* _Daftar Tugas_:
[1] Menurut kutipan sumber, akun Instagram mana yang mengunggah video pendek tentang tindakan aparat kepolisian terhadap demonstran?
[2] Tuliskan kembali secara persis bagian kutipan sumber yang dibuka dengan kata-kata "Fenomena ini menampilkan" dan ditutup dengan "menjunjung tinggi demokrasi?".

* _Kutipan Sumber_:
Kekuatan terbesar yang lebih dari itu dan menyelimuti publik adalah potensi kembalinya dwifungsi ABRI, sebagaimana yang terjadi pada era Orde Baru, di mana militer memiliki dominasi dalam ranah sipil dan politik. Dengan demikian, UU TNI yang disahkan pada Jumat, 23 Maret ini menuai kritik tajam dan dianggap sebagai preseden buruk bagi tatanan demokrasi di Indonesia. Gelombang demonstrasi yang merebak di berbagai daerah menjadi sebuah penolakan terhadap regulasi ini, menunjukkan bahwa rakyat tidak akan memilih untuk diam atau tunduk dalam ketakutan atas ancaman kemunduran demokrasi yang dihadirkan oleh kebijakan tersebut.
Gelombang massa yang tak terbendung, teriakan lantang “Hidup rakyat Indonesia!”, serta orasi penuh semangat dalam membela hak-hak masyarakat menggema di berbagai daerah. Aksi demonstrasi mencerminkan partisipasi aktif warga negara dalam demokrasi yang justru dihadapkan pada respons represif dari aparatur keamanan yang seharusnya mengayomi dan melindungi dalam upaya pengamanan terhadap tempat yang menjadi objek demonstrasi. Ironisnya, institusi kepolisian yang semestinya berperan sebagai penjaga ketertiban publik dengan pendekatan persuasif dan negosiasi, justru berkali-kali menunjukkan abuse of power dengan tindakan kekerasan yang tidak berimbang. Pukulan demi pukulan dilayangkan kepada massa demonstrasi yang hanya bermodalkan tekad dan keberanian untuk menyuarakan kebenaran. Darah pun menetes, tubuh-tubuh tak berdaya jatuh menyusul hantaman yang tak henti-hentinya datang dari mereka yang disebut “pengayom masyarakat”.
Fenomena ini menampilkan paradoks dalam sistem penegakan hukum, di mana aparat yang seharusnya berdiri di garda terdepan dalam melindungi hak-hak sipil, justru menjadi alat represi bagi mereka yang berani bersuara. Maka, pertanyaannya, masihkah kita bisa menyebut ini sebagai negara hukum yang menjunjung tinggi demokrasi?
Sebuah video pendek yang diunggah oleh akun Instagram @solidaritasantipenyiksaan pada Jumat, 21 Maret 2025, menjadi dokumentasi atas brutalisme aparat kepolisian dalam menangani aksi demonstrasi. Dalam rekaman tersebut, terlihat jelas seorang pria dikepung oleh beberapa polisi berseragam lengkap, lalu dihantam bertubi-tubi dengan pukulan tangan dan tongkat kayu yang disertai penjabakkan rambut tanpa belas kasih. Aksi represif ini mencerminkan pelanggaran terhadap hak asasi manusia.

* _Cuplikan Data_:
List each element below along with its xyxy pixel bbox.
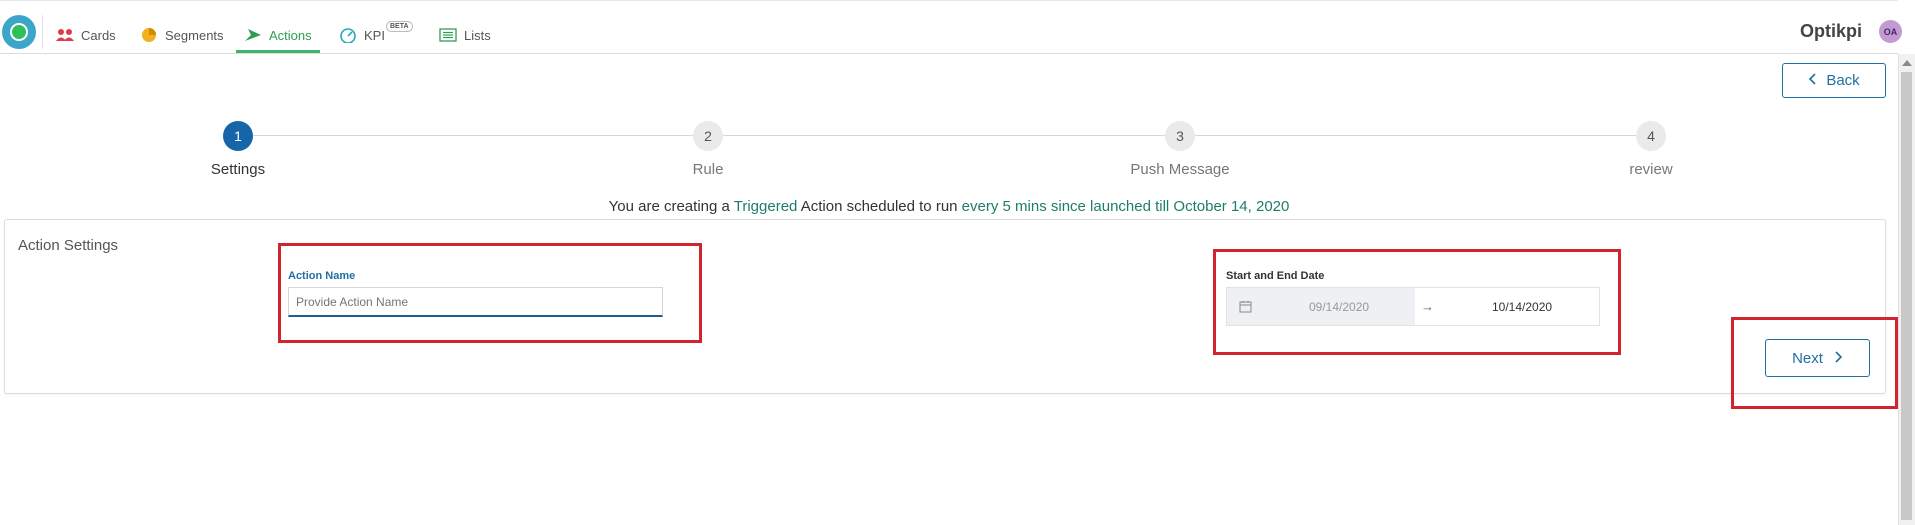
scroll-up-arrow-icon[interactable] xyxy=(1902,60,1912,66)
back-button-label: Back xyxy=(1826,72,1860,89)
next-button-label: Next xyxy=(1792,349,1823,367)
end-date-value[interactable]: 10/14/2020 xyxy=(1492,300,1552,314)
nav-label: Actions xyxy=(269,27,312,43)
active-tab-indicator xyxy=(236,50,320,53)
top-navbar: Cards Segments Actions KPI BETA Lists Op… xyxy=(0,0,1902,54)
nav-item-cards[interactable]: Cards xyxy=(55,23,116,47)
step-2-label: Rule xyxy=(692,161,724,178)
pie-chart-icon xyxy=(139,27,159,43)
list-icon xyxy=(438,27,458,43)
users-icon xyxy=(55,27,75,43)
nav-item-kpi[interactable]: KPI xyxy=(338,23,385,47)
nav-item-actions[interactable]: Actions xyxy=(243,23,312,47)
summary-schedule: every 5 mins since launched till October… xyxy=(961,198,1290,215)
summary-action-type: Triggered xyxy=(733,198,798,215)
stepper-line xyxy=(238,135,1650,136)
page: Cards Segments Actions KPI BETA Lists Op… xyxy=(0,0,1915,525)
start-date-value: 09/14/2020 xyxy=(1309,299,1370,314)
nav-item-lists[interactable]: Lists xyxy=(438,23,491,47)
beta-badge: BETA xyxy=(386,21,413,32)
action-name-label: Action Name xyxy=(288,270,356,282)
speedometer-icon xyxy=(338,27,358,43)
step-4-circle[interactable]: 4 xyxy=(1636,121,1666,151)
date-range-arrow-icon: → xyxy=(1421,299,1434,314)
date-range-label: Start and End Date xyxy=(1226,270,1325,282)
chevron-left-icon xyxy=(1808,72,1816,89)
next-button[interactable]: Next xyxy=(1765,339,1870,377)
summary-text: Action scheduled to run xyxy=(797,198,962,215)
step-3-label: Push Message xyxy=(1130,161,1230,178)
nav-label: Lists xyxy=(464,27,491,43)
start-date-field[interactable]: 09/14/2020 xyxy=(1227,288,1415,325)
avatar[interactable]: OA xyxy=(1879,20,1902,43)
action-name-input[interactable] xyxy=(288,287,663,317)
nav-item-segments[interactable]: Segments xyxy=(139,23,224,47)
nav-label: Segments xyxy=(165,27,224,43)
chevron-right-icon xyxy=(1835,350,1843,367)
summary-text: You are creating a xyxy=(608,198,734,215)
step-1-circle[interactable]: 1 xyxy=(223,121,253,151)
step-2-circle[interactable]: 2 xyxy=(693,121,723,151)
back-button[interactable]: Back xyxy=(1782,63,1886,98)
step-1-label: Settings xyxy=(210,161,266,178)
brand-name: Optikpi xyxy=(1800,21,1862,41)
step-4-label: review xyxy=(1629,161,1673,178)
step-3-circle[interactable]: 3 xyxy=(1165,121,1195,151)
nav-label: Cards xyxy=(81,27,116,43)
calendar-icon xyxy=(1239,300,1253,314)
action-summary: You are creating a Triggered Action sche… xyxy=(0,198,1898,215)
date-range-picker[interactable]: 09/14/2020 → 10/14/2020 xyxy=(1226,287,1600,326)
nav-divider xyxy=(42,15,43,49)
send-icon xyxy=(243,27,263,43)
card-title: Action Settings xyxy=(18,237,119,254)
nav-label: KPI xyxy=(364,27,385,43)
app-logo[interactable] xyxy=(2,15,36,49)
scrollbar-thumb[interactable] xyxy=(1901,72,1912,520)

* _Jawaban Tugas_:
[1] @solidaritasantipenyiksaan

[2]
Fenomena ini menampilkan paradoks dalam sistem penegakan hukum, di mana aparat yang seharusnya berdiri di garda terdepan dalam melindungi hak-hak sipil, justru menjadi alat represi bagi mereka yang berani bersuara. Maka, pertanyaannya, masihkah kita bisa menyebut ini sebagai negara hukum yang menjunjung tinggi demokrasi?